### WORK REQUIRED
Every line in the listing is to be echoed verbatim.

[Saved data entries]
----------------------------------------

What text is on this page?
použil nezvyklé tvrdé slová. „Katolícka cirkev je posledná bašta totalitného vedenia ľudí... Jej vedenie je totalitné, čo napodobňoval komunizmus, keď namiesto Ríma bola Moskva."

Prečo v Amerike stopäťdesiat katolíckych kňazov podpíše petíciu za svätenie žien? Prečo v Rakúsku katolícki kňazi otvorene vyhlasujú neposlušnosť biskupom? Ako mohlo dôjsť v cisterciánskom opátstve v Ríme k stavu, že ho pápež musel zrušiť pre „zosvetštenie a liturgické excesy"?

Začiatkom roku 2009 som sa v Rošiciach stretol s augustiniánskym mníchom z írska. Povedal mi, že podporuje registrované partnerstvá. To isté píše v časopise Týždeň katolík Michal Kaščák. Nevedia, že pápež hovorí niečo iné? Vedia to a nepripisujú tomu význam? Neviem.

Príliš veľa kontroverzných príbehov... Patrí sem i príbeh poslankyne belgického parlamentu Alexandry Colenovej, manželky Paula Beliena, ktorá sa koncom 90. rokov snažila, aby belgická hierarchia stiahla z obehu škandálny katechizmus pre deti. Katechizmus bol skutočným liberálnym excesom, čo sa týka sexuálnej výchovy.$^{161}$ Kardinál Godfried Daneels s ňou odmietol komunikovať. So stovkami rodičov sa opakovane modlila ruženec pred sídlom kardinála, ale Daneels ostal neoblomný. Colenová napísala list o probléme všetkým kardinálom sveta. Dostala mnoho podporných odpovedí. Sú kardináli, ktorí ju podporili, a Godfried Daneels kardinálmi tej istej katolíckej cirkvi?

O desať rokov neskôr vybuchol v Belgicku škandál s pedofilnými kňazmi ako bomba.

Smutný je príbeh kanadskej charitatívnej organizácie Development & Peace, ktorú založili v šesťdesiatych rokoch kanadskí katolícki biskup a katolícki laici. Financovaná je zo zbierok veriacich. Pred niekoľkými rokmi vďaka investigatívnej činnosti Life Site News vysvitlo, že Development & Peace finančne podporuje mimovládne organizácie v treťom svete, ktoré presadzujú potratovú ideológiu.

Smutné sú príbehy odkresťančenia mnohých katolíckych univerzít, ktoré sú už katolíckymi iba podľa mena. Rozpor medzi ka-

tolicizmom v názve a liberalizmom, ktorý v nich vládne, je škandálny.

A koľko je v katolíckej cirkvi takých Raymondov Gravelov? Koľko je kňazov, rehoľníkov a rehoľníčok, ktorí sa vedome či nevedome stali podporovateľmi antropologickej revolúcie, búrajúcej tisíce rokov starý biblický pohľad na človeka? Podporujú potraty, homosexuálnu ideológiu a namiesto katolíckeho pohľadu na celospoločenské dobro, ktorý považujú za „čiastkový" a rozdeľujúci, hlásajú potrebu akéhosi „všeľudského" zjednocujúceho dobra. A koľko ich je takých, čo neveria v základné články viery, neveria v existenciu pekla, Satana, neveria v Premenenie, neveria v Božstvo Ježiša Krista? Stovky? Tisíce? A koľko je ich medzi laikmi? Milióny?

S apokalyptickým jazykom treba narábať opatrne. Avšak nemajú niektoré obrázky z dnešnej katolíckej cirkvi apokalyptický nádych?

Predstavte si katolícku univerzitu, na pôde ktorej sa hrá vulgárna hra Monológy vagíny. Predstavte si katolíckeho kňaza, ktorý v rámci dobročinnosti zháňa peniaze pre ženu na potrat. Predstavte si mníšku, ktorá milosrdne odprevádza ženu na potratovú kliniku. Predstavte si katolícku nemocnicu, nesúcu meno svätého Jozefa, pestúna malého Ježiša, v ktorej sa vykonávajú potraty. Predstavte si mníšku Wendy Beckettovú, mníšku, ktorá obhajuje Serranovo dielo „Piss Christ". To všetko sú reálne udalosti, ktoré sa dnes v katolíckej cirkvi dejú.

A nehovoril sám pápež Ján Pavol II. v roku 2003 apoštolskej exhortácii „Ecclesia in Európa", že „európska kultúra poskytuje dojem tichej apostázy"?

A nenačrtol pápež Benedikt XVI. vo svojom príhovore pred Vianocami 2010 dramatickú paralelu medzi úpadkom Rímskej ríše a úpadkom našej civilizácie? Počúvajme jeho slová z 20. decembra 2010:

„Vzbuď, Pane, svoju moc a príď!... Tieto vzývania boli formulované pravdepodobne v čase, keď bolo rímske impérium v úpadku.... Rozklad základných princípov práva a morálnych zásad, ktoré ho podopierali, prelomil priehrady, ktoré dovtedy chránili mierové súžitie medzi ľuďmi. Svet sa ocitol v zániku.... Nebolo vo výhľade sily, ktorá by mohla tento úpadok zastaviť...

----------------------------------------

### EXERCISE ANSWER
What text is on this page?
použil nezvyklé tvrdé slová. „Katolícka cirkev je posledná bašta totalitného vedenia ľudí... Jej vedenie je totalitné, čo napodobňoval komunizmus, keď namiesto Ríma bola Moskva."

Prečo v Amerike stopäťdesiat katolíckych kňazov podpíše petíciu za svätenie žien? Prečo v Rakúsku katolícki kňazi otvorene vyhlasujú neposlušnosť biskupom? Ako mohlo dôjsť v cisterciánskom opátstve v Ríme k stavu, že ho pápež musel zrušiť pre „zosvetštenie a liturgické excesy"?

Začiatkom roku 2009 som sa v Rošiciach stretol s augustiniánskym mníchom z írska. Povedal mi, že podporuje registrované partnerstvá. To isté píše v časopise Týždeň katolík Michal Kaščák. Nevedia, že pápež hovorí niečo iné? Vedia to a nepripisujú tomu význam? Neviem.

Príliš veľa kontroverzných príbehov... Patrí sem i príbeh poslankyne belgického parlamentu Alexandry Colenovej, manželky Paula Beliena, ktorá sa koncom 90. rokov snažila, aby belgická hierarchia stiahla z obehu škandálny katechizmus pre deti. Katechizmus bol skutočným liberálnym excesom, čo sa týka sexuálnej výchovy.$^{161}$ Kardinál Godfried Daneels s ňou odmietol komunikovať. So stovkami rodičov sa opakovane modlila ruženec pred sídlom kardinála, ale Daneels ostal neoblomný. Colenová napísala list o probléme všetkým kardinálom sveta. Dostala mnoho podporných odpovedí. Sú kardináli, ktorí ju podporili, a Godfried Daneels kardinálmi tej istej katolíckej cirkvi?

O desať rokov neskôr vybuchol v Belgicku škandál s pedofilnými kňazmi ako bomba.

Smutný je príbeh kanadskej charitatívnej organizácie Development & Peace, ktorú založili v šesťdesiatych rokoch kanadskí katolícki biskup a katolícki laici. Financovaná je zo zbierok veriacich. Pred niekoľkými rokmi vďaka investigatívnej činnosti Life Site News vysvitlo, že Development & Peace finančne podporuje mimovládne organizácie v treťom svete, ktoré presadzujú potratovú ideológiu.

Smutné sú príbehy odkresťančenia mnohých katolíckych univerzít, ktoré sú už katolíckymi iba podľa mena. Rozpor medzi ka-

tolicizmom v názve a liberalizmom, ktorý v nich vládne, je škandálny.

A koľko je v katolíckej cirkvi takých Raymondov Gravelov? Koľko je kňazov, rehoľníkov a rehoľníčok, ktorí sa vedome či nevedome stali podporovateľmi antropologickej revolúcie, búrajúcej tisíce rokov starý biblický pohľad na človeka? Podporujú potraty, homosexuálnu ideológiu a namiesto katolíckeho pohľadu na celospoločenské dobro, ktorý považujú za „čiastkový" a rozdeľujúci, hlásajú potrebu akéhosi „všeľudského" zjednocujúceho dobra. A koľko ich je takých, čo neveria v základné články viery, neveria v existenciu pekla, Satana, neveria v Premenenie, neveria v Božstvo Ježiša Krista? Stovky? Tisíce? A koľko je ich medzi laikmi? Milióny?

S apokalyptickým jazykom treba narábať opatrne. Avšak nemajú niektoré obrázky z dnešnej katolíckej cirkvi apokalyptický nádych?

Predstavte si katolícku univerzitu, na pôde ktorej sa hrá vulgárna hra Monológy vagíny. Predstavte si katolíckeho kňaza, ktorý v rámci dobročinnosti zháňa peniaze pre ženu na potrat. Predstavte si mníšku, ktorá milosrdne odprevádza ženu na potratovú kliniku. Predstavte si katolícku nemocnicu, nesúcu meno svätého Jozefa, pestúna malého Ježiša, v ktorej sa vykonávajú potraty. Predstavte si mníšku Wendy Beckettovú, mníšku, ktorá obhajuje Serranovo dielo „Piss Christ". To všetko sú reálne udalosti, ktoré sa dnes v katolíckej cirkvi dejú.

A nehovoril sám pápež Ján Pavol II. v roku 2003 apoštolskej exhortácii „Ecclesia in Európa", že „európska kultúra poskytuje dojem tichej apostázy"?

A nenačrtol pápež Benedikt XVI. vo svojom príhovore pred Vianocami 2010 dramatickú paralelu medzi úpadkom Rímskej ríše a úpadkom našej civilizácie? Počúvajme jeho slová z 20. decembra 2010:

„Vzbuď, Pane, svoju moc a príď!... Tieto vzývania boli formulované pravdepodobne v čase, keď bolo rímske impérium v úpadku.... Rozklad základných princípov práva a morálnych zásad, ktoré ho podopierali, prelomil priehrady, ktoré dovtedy chránili mierové súžitie medzi ľuďmi. Svet sa ocitol v zániku.... Nebolo vo výhľade sily, ktorá by mohla tento úpadok zastaviť...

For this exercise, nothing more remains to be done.